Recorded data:

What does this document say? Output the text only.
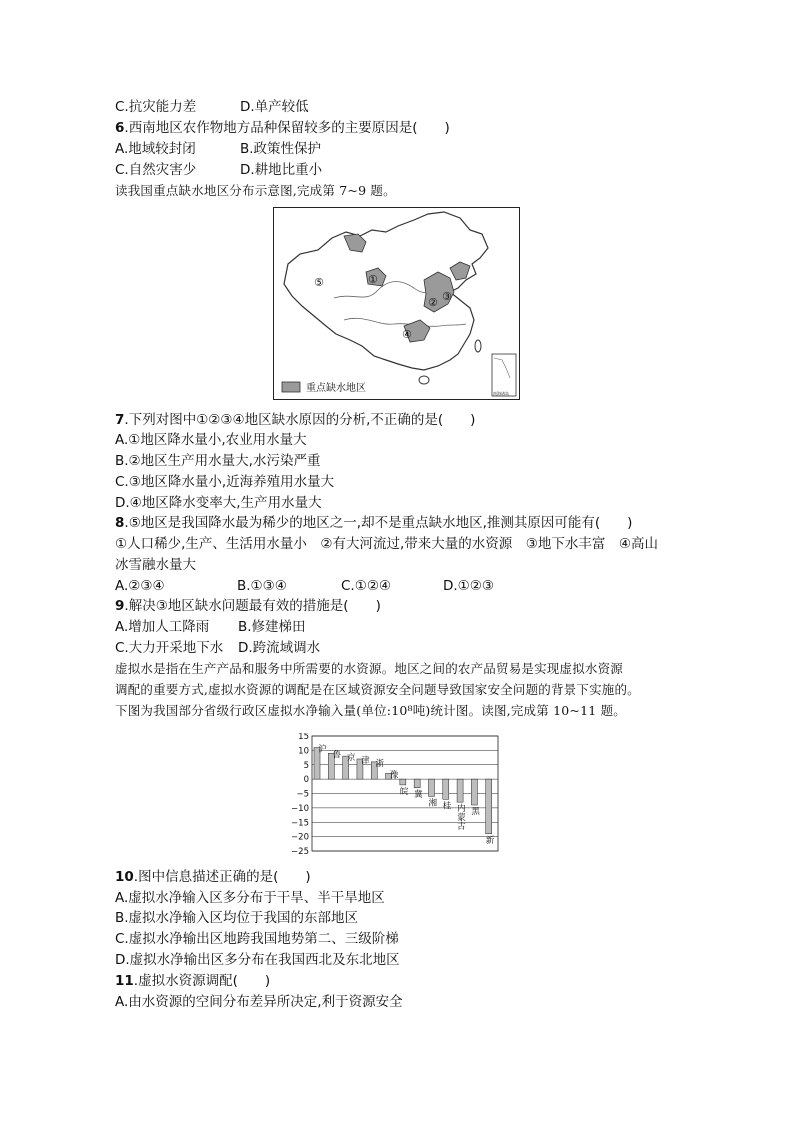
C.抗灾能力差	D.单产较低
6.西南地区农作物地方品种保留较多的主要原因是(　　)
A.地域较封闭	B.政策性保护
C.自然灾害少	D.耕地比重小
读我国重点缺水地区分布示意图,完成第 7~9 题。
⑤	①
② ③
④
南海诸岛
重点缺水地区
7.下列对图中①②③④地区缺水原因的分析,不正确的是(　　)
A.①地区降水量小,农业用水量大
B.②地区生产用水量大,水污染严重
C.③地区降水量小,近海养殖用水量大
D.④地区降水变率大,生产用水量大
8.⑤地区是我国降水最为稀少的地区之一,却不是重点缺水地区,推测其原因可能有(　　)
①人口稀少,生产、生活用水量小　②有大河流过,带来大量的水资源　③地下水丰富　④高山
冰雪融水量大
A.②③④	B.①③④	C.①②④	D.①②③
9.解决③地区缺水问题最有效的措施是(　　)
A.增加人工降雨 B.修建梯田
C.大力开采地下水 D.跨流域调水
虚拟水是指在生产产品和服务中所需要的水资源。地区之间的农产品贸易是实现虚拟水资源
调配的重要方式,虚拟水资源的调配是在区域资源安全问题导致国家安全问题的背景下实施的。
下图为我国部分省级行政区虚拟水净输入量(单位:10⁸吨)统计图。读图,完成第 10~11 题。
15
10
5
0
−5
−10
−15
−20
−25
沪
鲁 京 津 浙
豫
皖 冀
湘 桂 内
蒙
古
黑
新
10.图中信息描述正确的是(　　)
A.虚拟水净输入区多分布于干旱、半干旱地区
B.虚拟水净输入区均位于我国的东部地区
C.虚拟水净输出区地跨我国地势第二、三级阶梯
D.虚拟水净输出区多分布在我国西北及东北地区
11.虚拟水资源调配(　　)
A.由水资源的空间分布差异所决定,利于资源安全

• [WHAT YOU SHOULD DO]: Omit each picture, then return all of the listing exactly as it stands.

• [ANSWER TO THIS TASK]:
What does this document say? Output the text only.
C.抗灾能力差	D.单产较低
6.西南地区农作物地方品种保留较多的主要原因是(　　)
A.地域较封闭	B.政策性保护
C.自然灾害少	D.耕地比重小
读我国重点缺水地区分布示意图,完成第 7~9 题。
⑤	①
② ③
④
南海诸岛
重点缺水地区
7.下列对图中①②③④地区缺水原因的分析,不正确的是(　　)
A.①地区降水量小,农业用水量大
B.②地区生产用水量大,水污染严重
C.③地区降水量小,近海养殖用水量大
D.④地区降水变率大,生产用水量大
8.⑤地区是我国降水最为稀少的地区之一,却不是重点缺水地区,推测其原因可能有(　　)
①人口稀少,生产、生活用水量小　②有大河流过,带来大量的水资源　③地下水丰富　④高山
冰雪融水量大
A.②③④	B.①③④	C.①②④	D.①②③
9.解决③地区缺水问题最有效的措施是(　　)
A.增加人工降雨 B.修建梯田
C.大力开采地下水 D.跨流域调水
虚拟水是指在生产产品和服务中所需要的水资源。地区之间的农产品贸易是实现虚拟水资源
调配的重要方式,虚拟水资源的调配是在区域资源安全问题导致国家安全问题的背景下实施的。
下图为我国部分省级行政区虚拟水净输入量(单位:10⁸吨)统计图。读图,完成第 10~11 题。
15
10
5
0
−5
−10
−15
−20
−25
沪
鲁 京 津 浙
豫
皖 冀
湘 桂 内
蒙
古
黑
新
10.图中信息描述正确的是(　　)
A.虚拟水净输入区多分布于干旱、半干旱地区
B.虚拟水净输入区均位于我国的东部地区
C.虚拟水净输出区地跨我国地势第二、三级阶梯
D.虚拟水净输出区多分布在我国西北及东北地区
11.虚拟水资源调配(　　)
A.由水资源的空间分布差异所决定,利于资源安全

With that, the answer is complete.